▶ TASK BRIEF
Transcribe the entries below exactly; leave every image out.

▶ EXTRACTED INFORMATION

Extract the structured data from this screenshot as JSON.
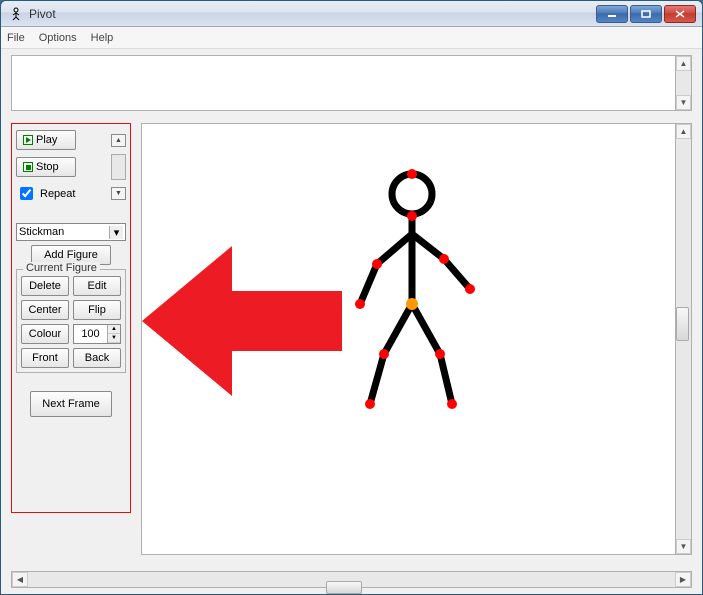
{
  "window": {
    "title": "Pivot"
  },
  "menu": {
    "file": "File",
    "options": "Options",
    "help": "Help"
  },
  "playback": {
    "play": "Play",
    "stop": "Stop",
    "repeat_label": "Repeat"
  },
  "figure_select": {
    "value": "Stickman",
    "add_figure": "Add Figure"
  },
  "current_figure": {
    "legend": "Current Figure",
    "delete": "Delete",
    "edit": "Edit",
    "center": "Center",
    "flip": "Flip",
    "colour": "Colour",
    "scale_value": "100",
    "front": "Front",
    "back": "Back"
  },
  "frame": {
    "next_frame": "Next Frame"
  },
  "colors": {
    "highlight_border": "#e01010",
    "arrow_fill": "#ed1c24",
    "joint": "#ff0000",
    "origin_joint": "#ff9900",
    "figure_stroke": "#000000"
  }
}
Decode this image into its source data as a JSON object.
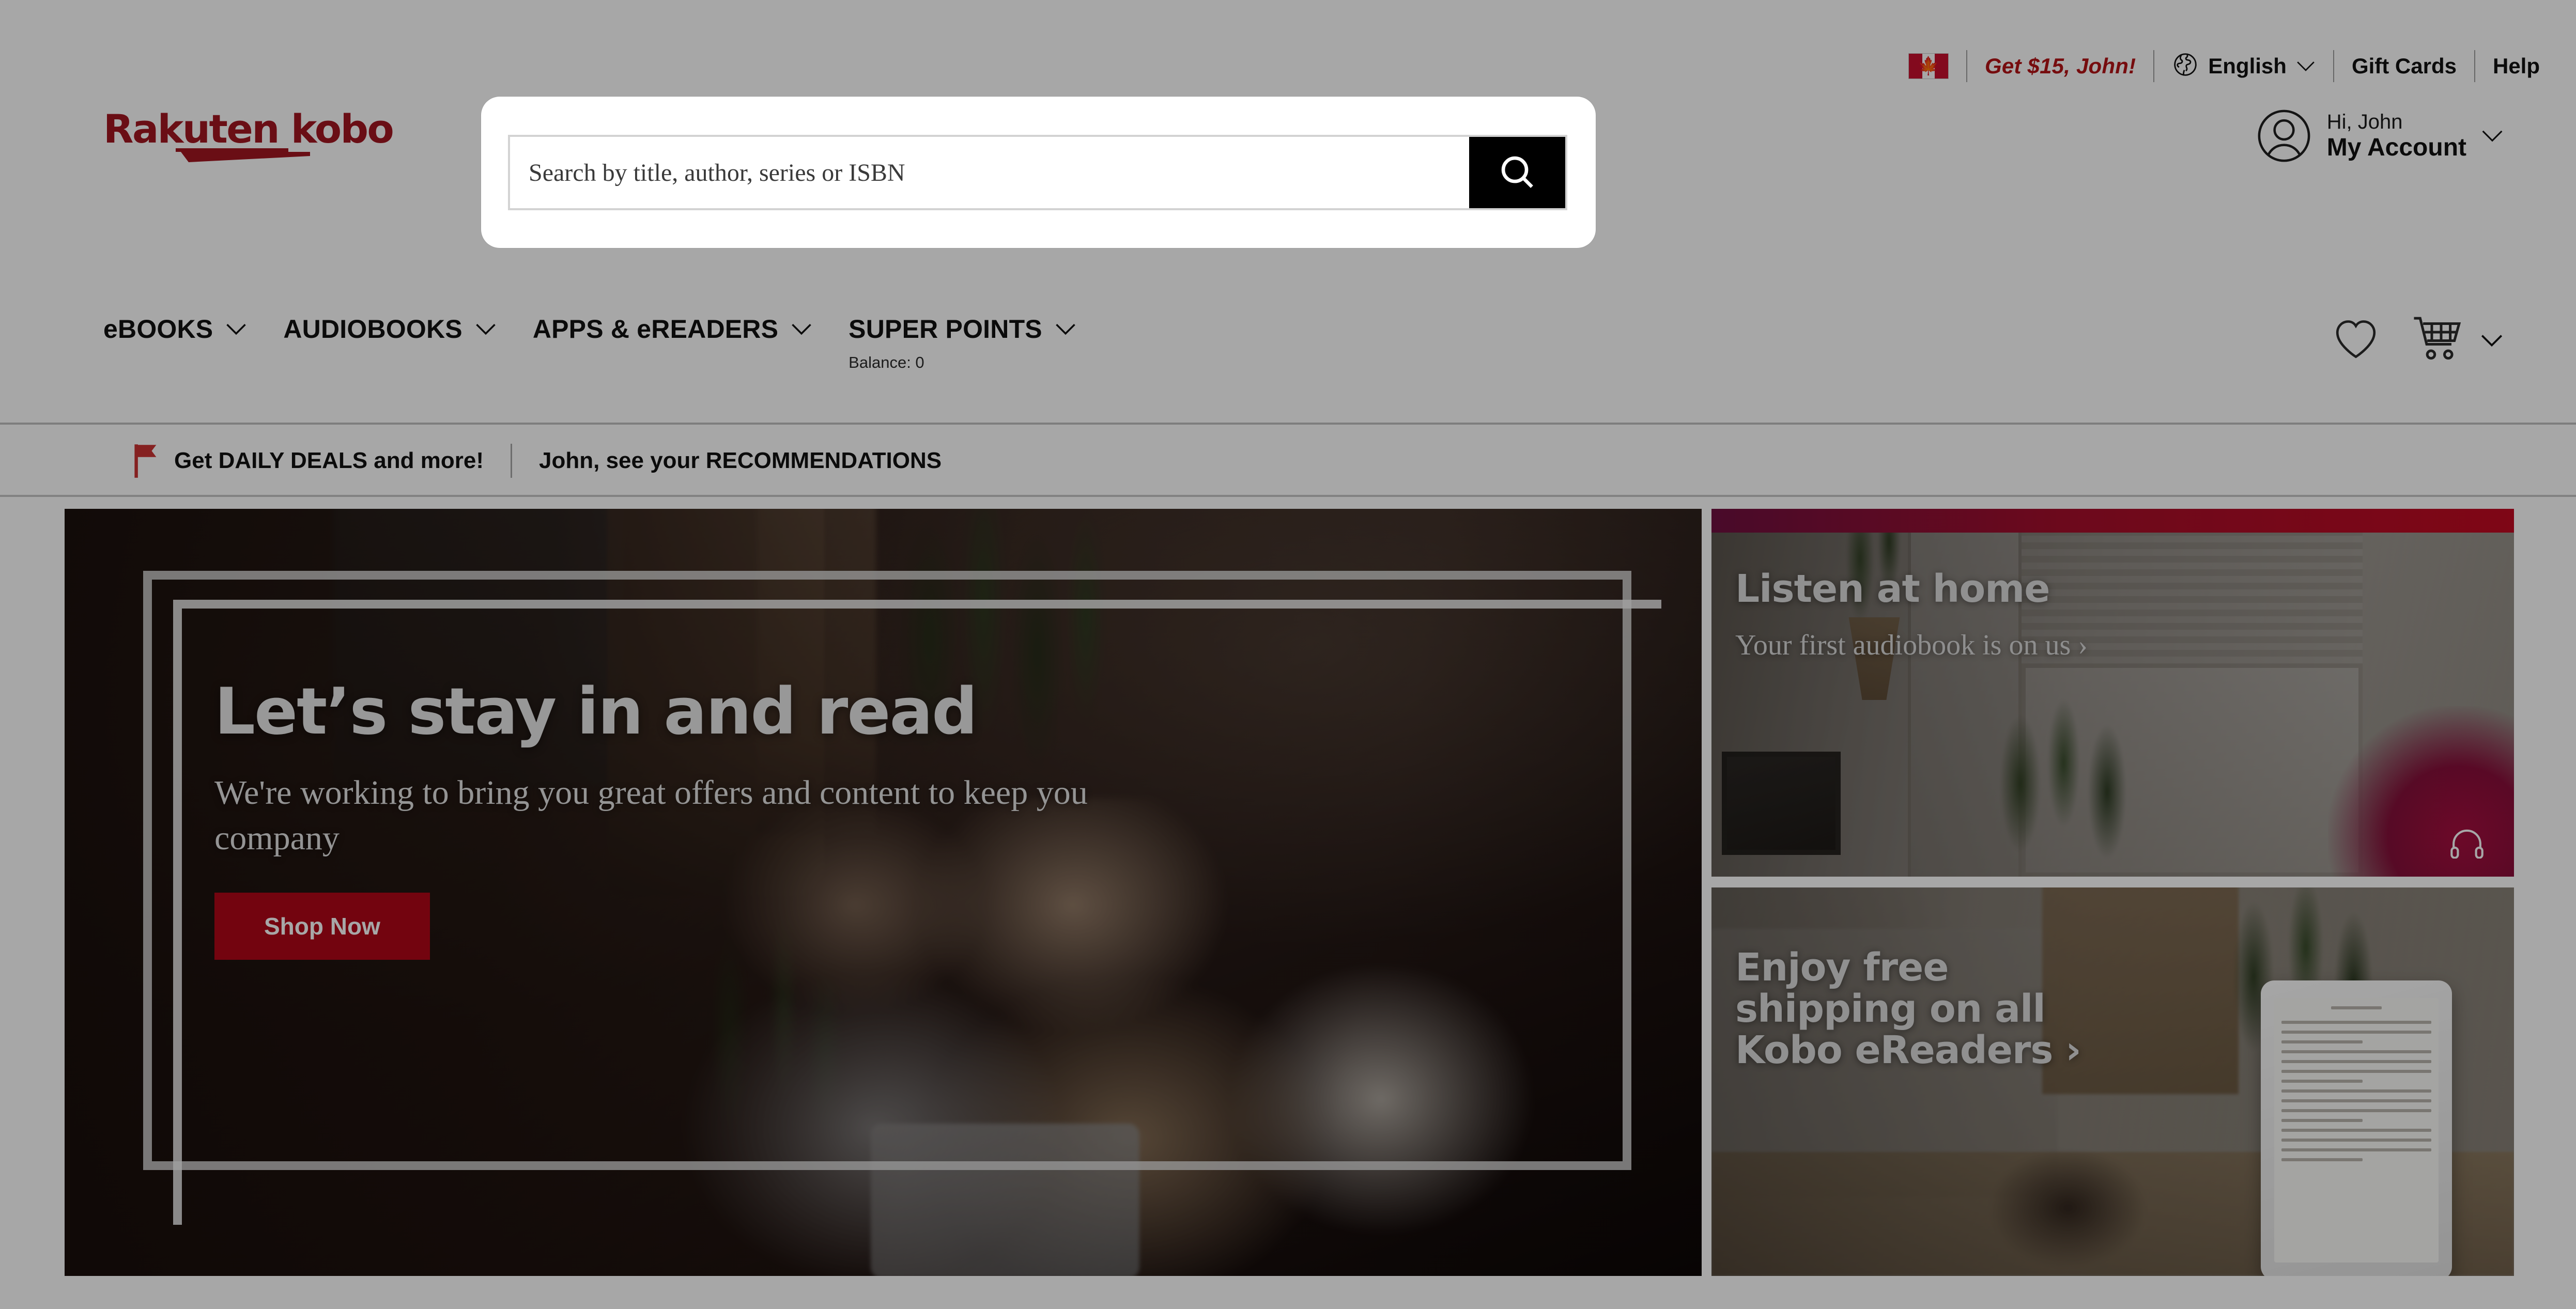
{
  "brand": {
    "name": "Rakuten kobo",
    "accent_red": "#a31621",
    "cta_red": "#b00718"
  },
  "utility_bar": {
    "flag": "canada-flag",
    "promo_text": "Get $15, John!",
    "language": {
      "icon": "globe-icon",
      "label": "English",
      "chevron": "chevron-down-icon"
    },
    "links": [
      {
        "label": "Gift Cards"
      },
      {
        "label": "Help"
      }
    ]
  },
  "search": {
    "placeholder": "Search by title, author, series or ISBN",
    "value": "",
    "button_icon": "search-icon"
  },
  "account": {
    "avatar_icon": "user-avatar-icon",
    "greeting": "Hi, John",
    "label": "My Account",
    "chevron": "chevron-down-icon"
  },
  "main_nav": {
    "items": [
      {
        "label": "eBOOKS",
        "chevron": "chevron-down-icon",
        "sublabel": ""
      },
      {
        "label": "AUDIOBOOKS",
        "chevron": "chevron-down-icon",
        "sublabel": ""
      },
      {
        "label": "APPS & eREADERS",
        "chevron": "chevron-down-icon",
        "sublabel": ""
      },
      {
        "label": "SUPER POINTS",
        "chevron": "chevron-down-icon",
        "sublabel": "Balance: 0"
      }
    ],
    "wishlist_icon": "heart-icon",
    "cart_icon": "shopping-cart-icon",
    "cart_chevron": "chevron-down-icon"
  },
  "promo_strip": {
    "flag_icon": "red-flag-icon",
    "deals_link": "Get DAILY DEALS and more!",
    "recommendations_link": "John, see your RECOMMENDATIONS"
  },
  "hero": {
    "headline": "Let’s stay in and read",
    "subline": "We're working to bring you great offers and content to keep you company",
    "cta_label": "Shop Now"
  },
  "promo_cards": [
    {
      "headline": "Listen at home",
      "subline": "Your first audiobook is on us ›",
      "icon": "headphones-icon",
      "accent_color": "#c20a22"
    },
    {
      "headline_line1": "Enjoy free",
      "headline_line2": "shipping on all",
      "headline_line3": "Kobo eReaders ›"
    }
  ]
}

▶ PROBLEM SOLUTION
Extract the structured data from this screenshot as JSON.
{
  "window": {
    "title": "Pivot"
  },
  "menu": {
    "file": "File",
    "options": "Options",
    "help": "Help"
  },
  "playback": {
    "play": "Play",
    "stop": "Stop",
    "repeat_label": "Repeat"
  },
  "figure_select": {
    "value": "Stickman",
    "add_figure": "Add Figure"
  },
  "current_figure": {
    "legend": "Current Figure",
    "delete": "Delete",
    "edit": "Edit",
    "center": "Center",
    "flip": "Flip",
    "colour": "Colour",
    "scale_value": "100",
    "front": "Front",
    "back": "Back"
  },
  "frame": {
    "next_frame": "Next Frame"
  },
  "colors": {
    "highlight_border": "#e01010",
    "arrow_fill": "#ed1c24",
    "joint": "#ff0000",
    "origin_joint": "#ff9900",
    "figure_stroke": "#000000"
  }
}
Decode this image into its source data as a JSON object.
{
  "brand": {
    "name": "Rakuten kobo",
    "accent_red": "#a31621",
    "cta_red": "#b00718"
  },
  "utility_bar": {
    "flag": "canada-flag",
    "promo_text": "Get $15, John!",
    "language": {
      "icon": "globe-icon",
      "label": "English",
      "chevron": "chevron-down-icon"
    },
    "links": [
      {
        "label": "Gift Cards"
      },
      {
        "label": "Help"
      }
    ]
  },
  "search": {
    "placeholder": "Search by title, author, series or ISBN",
    "value": "",
    "button_icon": "search-icon"
  },
  "account": {
    "avatar_icon": "user-avatar-icon",
    "greeting": "Hi, John",
    "label": "My Account",
    "chevron": "chevron-down-icon"
  },
  "main_nav": {
    "items": [
      {
        "label": "eBOOKS",
        "chevron": "chevron-down-icon",
        "sublabel": ""
      },
      {
        "label": "AUDIOBOOKS",
        "chevron": "chevron-down-icon",
        "sublabel": ""
      },
      {
        "label": "APPS & eREADERS",
        "chevron": "chevron-down-icon",
        "sublabel": ""
      },
      {
        "label": "SUPER POINTS",
        "chevron": "chevron-down-icon",
        "sublabel": "Balance: 0"
      }
    ],
    "wishlist_icon": "heart-icon",
    "cart_icon": "shopping-cart-icon",
    "cart_chevron": "chevron-down-icon"
  },
  "promo_strip": {
    "flag_icon": "red-flag-icon",
    "deals_link": "Get DAILY DEALS and more!",
    "recommendations_link": "John, see your RECOMMENDATIONS"
  },
  "hero": {
    "headline": "Let’s stay in and read",
    "subline": "We're working to bring you great offers and content to keep you company",
    "cta_label": "Shop Now"
  },
  "promo_cards": [
    {
      "headline": "Listen at home",
      "subline": "Your first audiobook is on us ›",
      "icon": "headphones-icon",
      "accent_color": "#c20a22"
    },
    {
      "headline_line1": "Enjoy free",
      "headline_line2": "shipping on all",
      "headline_line3": "Kobo eReaders ›"
    }
  ]
}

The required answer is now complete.